Problem: Turn the lines of each record below into a numbered list, leaving out any blank lines.

━━━━

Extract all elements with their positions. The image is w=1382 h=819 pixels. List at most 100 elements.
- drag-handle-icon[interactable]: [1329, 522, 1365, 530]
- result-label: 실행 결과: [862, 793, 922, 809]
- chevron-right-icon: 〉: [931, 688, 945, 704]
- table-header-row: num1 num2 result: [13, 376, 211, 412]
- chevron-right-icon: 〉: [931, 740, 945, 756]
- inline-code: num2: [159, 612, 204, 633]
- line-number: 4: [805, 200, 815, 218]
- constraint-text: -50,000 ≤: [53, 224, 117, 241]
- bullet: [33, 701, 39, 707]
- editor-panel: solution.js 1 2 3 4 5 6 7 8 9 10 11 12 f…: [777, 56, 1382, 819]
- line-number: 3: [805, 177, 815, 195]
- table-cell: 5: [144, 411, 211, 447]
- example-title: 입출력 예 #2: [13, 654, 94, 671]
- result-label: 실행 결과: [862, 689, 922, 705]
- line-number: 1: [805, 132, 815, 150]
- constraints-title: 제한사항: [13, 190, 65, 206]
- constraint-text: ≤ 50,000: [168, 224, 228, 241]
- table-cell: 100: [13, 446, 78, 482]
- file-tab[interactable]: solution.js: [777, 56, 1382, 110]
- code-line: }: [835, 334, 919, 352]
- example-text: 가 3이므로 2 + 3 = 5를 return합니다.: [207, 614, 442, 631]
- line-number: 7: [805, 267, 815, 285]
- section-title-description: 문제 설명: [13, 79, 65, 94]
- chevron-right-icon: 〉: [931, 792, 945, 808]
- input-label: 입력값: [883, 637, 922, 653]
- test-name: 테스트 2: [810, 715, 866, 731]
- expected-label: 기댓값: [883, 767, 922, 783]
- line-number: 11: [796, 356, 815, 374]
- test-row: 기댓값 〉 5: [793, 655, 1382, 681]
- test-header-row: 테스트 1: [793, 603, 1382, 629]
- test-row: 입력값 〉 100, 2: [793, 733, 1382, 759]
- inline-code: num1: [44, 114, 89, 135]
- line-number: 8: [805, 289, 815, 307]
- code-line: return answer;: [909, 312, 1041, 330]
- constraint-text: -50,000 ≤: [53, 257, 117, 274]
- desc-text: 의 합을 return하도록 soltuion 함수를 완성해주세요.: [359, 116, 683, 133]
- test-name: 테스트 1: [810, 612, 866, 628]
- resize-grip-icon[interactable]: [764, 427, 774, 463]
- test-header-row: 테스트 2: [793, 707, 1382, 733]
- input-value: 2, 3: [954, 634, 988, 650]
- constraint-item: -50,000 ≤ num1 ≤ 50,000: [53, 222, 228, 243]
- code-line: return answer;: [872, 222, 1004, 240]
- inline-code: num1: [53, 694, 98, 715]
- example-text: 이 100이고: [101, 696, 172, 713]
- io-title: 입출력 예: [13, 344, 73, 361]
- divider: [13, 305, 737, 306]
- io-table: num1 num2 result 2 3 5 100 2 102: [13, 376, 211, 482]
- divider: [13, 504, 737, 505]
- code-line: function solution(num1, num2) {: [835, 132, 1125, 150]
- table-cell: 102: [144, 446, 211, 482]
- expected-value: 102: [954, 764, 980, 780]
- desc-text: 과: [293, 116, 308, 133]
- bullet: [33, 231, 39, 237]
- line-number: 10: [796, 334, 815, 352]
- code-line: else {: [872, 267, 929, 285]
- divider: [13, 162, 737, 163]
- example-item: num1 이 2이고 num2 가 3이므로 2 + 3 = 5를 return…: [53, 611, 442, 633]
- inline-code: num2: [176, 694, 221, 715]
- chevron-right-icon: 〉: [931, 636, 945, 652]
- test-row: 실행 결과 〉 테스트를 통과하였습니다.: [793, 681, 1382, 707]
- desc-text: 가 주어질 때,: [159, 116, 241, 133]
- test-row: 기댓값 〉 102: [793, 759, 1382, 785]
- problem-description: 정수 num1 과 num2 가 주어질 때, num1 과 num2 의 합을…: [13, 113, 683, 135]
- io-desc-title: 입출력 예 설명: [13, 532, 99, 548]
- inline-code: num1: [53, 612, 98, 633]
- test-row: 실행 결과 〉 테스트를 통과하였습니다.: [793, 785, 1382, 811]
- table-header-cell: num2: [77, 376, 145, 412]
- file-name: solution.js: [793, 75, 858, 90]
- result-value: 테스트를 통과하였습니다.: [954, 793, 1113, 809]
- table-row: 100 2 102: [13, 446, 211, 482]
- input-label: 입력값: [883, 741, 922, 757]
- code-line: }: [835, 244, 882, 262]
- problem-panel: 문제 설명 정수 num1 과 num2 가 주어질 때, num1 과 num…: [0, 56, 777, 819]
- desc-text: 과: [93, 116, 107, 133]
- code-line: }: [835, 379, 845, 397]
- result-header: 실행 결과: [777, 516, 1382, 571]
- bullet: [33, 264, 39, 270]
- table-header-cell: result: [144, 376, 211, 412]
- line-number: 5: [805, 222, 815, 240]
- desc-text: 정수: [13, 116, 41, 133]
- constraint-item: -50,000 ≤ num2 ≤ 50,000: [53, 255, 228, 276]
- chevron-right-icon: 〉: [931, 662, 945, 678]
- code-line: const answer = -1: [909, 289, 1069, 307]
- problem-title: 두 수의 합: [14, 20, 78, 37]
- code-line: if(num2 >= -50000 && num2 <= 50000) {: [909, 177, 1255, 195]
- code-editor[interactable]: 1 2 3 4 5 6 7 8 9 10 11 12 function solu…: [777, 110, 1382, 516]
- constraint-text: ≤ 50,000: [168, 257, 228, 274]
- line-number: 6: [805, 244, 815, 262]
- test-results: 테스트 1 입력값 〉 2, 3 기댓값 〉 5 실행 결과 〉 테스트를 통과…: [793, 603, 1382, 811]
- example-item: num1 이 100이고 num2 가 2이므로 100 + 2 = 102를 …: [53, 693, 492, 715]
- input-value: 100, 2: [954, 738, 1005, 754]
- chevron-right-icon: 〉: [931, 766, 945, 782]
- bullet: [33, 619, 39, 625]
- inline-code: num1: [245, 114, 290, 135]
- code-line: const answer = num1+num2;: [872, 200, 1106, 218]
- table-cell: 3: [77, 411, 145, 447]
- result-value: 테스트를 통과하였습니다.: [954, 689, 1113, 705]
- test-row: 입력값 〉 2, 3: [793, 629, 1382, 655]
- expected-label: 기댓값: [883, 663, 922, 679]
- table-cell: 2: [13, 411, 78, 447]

━━━━

Output:
1. Extract all elements with their positions. The image is w=1382 h=819 pixels. List at most 100 elements.
2. - drag-handle-icon[interactable]: [1329, 522, 1365, 530]
3. - result-label: 실행 결과: [862, 793, 922, 809]
4. - chevron-right-icon: 〉: [931, 688, 945, 704]
5. - table-header-row: num1 num2 result: [13, 376, 211, 412]
6. - chevron-right-icon: 〉: [931, 740, 945, 756]
7. - inline-code: num2: [159, 612, 204, 633]
8. - line-number: 4: [805, 200, 815, 218]
9. - constraint-text: -50,000 ≤: [53, 224, 117, 241]
10. - bullet: [33, 701, 39, 707]
11. - editor-panel: solution.js 1 2 3 4 5 6 7 8 9 10 11 12 f…: [777, 56, 1382, 819]
12. - line-number: 3: [805, 177, 815, 195]
13. - table-cell: 5: [144, 411, 211, 447]
14. - example-title: 입출력 예 #2: [13, 654, 94, 671]
15. - result-label: 실행 결과: [862, 689, 922, 705]
16. - line-number: 1: [805, 132, 815, 150]
17. - constraints-title: 제한사항: [13, 190, 65, 206]
18. - constraint-text: ≤ 50,000: [168, 224, 228, 241]
19. - table-cell: 100: [13, 446, 78, 482]
20. - file-tab[interactable]: solution.js: [777, 56, 1382, 110]
21. - code-line: }: [835, 334, 919, 352]
22. - example-text: 가 3이므로 2 + 3 = 5를 return합니다.: [207, 614, 442, 631]
23. - line-number: 7: [805, 267, 815, 285]
24. - section-title-description: 문제 설명: [13, 79, 65, 94]
25. - chevron-right-icon: 〉: [931, 792, 945, 808]
26. - input-label: 입력값: [883, 637, 922, 653]
27. - test-name: 테스트 2: [810, 715, 866, 731]
28. - expected-label: 기댓값: [883, 767, 922, 783]
29. - line-number: 11: [796, 356, 815, 374]
30. - test-row: 기댓값 〉 5: [793, 655, 1382, 681]
31. - test-header-row: 테스트 1: [793, 603, 1382, 629]
32. - test-row: 입력값 〉 100, 2: [793, 733, 1382, 759]
33. - inline-code: num1: [44, 114, 89, 135]
34. - line-number: 8: [805, 289, 815, 307]
35. - code-line: return answer;: [909, 312, 1041, 330]
36. - constraint-text: -50,000 ≤: [53, 257, 117, 274]
37. - desc-text: 의 합을 return하도록 soltuion 함수를 완성해주세요.: [359, 116, 683, 133]
38. - test-name: 테스트 1: [810, 612, 866, 628]
39. - resize-grip-icon[interactable]: [764, 427, 774, 463]
40. - test-header-row: 테스트 2: [793, 707, 1382, 733]
41. - input-value: 2, 3: [954, 634, 988, 650]
42. - constraint-item: -50,000 ≤ num1 ≤ 50,000: [53, 222, 228, 243]
43. - code-line: return answer;: [872, 222, 1004, 240]
44. - inline-code: num1: [53, 694, 98, 715]
45. - example-text: 이 100이고: [101, 696, 172, 713]
46. - io-title: 입출력 예: [13, 344, 73, 361]
47. - divider: [13, 305, 737, 306]
48. - io-table: num1 num2 result 2 3 5 100 2 102: [13, 376, 211, 482]
49. - divider: [13, 504, 737, 505]
50. - code-line: function solution(num1, num2) {: [835, 132, 1125, 150]
51. - table-cell: 102: [144, 446, 211, 482]
52. - expected-value: 102: [954, 764, 980, 780]
53. - desc-text: 과: [293, 116, 308, 133]
54. - bullet: [33, 231, 39, 237]
55. - line-number: 10: [796, 334, 815, 352]
56. - code-line: else {: [872, 267, 929, 285]
57. - divider: [13, 162, 737, 163]
58. - example-item: num1 이 2이고 num2 가 3이므로 2 + 3 = 5를 return…: [53, 611, 442, 633]
59. - inline-code: num2: [176, 694, 221, 715]
60. - chevron-right-icon: 〉: [931, 636, 945, 652]
61. - test-row: 실행 결과 〉 테스트를 통과하였습니다.: [793, 681, 1382, 707]
62. - desc-text: 가 주어질 때,: [159, 116, 241, 133]
63. - test-row: 기댓값 〉 102: [793, 759, 1382, 785]
64. - problem-description: 정수 num1 과 num2 가 주어질 때, num1 과 num2 의 합을…: [13, 113, 683, 135]
65. - io-desc-title: 입출력 예 설명: [13, 532, 99, 548]
66. - inline-code: num1: [53, 612, 98, 633]
67. - test-row: 실행 결과 〉 테스트를 통과하였습니다.: [793, 785, 1382, 811]
68. - table-header-cell: num2: [77, 376, 145, 412]
69. - file-name: solution.js: [793, 75, 858, 90]
70. - result-value: 테스트를 통과하였습니다.: [954, 793, 1113, 809]
71. - table-row: 100 2 102: [13, 446, 211, 482]
72. - input-label: 입력값: [883, 741, 922, 757]
73. - code-line: }: [835, 244, 882, 262]
74. - problem-panel: 문제 설명 정수 num1 과 num2 가 주어질 때, num1 과 num…: [0, 56, 777, 819]
75. - desc-text: 과: [93, 116, 107, 133]
76. - code-line: }: [835, 379, 845, 397]
77. - result-header: 실행 결과: [777, 516, 1382, 571]
78. - bullet: [33, 264, 39, 270]
79. - table-header-cell: result: [144, 376, 211, 412]
80. - line-number: 5: [805, 222, 815, 240]
81. - desc-text: 정수: [13, 116, 41, 133]
82. - constraint-item: -50,000 ≤ num2 ≤ 50,000: [53, 255, 228, 276]
83. - chevron-right-icon: 〉: [931, 662, 945, 678]
84. - code-line: const answer = -1: [909, 289, 1069, 307]
85. - problem-title: 두 수의 합: [14, 20, 78, 37]
86. - code-line: if(num2 >= -50000 && num2 <= 50000) {: [909, 177, 1255, 195]
87. - code-editor[interactable]: 1 2 3 4 5 6 7 8 9 10 11 12 function solu…: [777, 110, 1382, 516]
88. - constraint-text: ≤ 50,000: [168, 257, 228, 274]
89. - line-number: 6: [805, 244, 815, 262]
90. - test-results: 테스트 1 입력값 〉 2, 3 기댓값 〉 5 실행 결과 〉 테스트를 통과…: [793, 603, 1382, 811]
91. - example-item: num1 이 100이고 num2 가 2이므로 100 + 2 = 102를 …: [53, 693, 492, 715]
92. - input-value: 100, 2: [954, 738, 1005, 754]
93. - chevron-right-icon: 〉: [931, 766, 945, 782]
94. - bullet: [33, 619, 39, 625]
95. - inline-code: num1: [245, 114, 290, 135]
96. - code-line: const answer = num1+num2;: [872, 200, 1106, 218]
97. - table-cell: 3: [77, 411, 145, 447]
98. - result-value: 테스트를 통과하였습니다.: [954, 689, 1113, 705]
99. - test-row: 입력값 〉 2, 3: [793, 629, 1382, 655]
100. - expected-label: 기댓값: [883, 663, 922, 679]
101. - table-cell: 2: [13, 411, 78, 447]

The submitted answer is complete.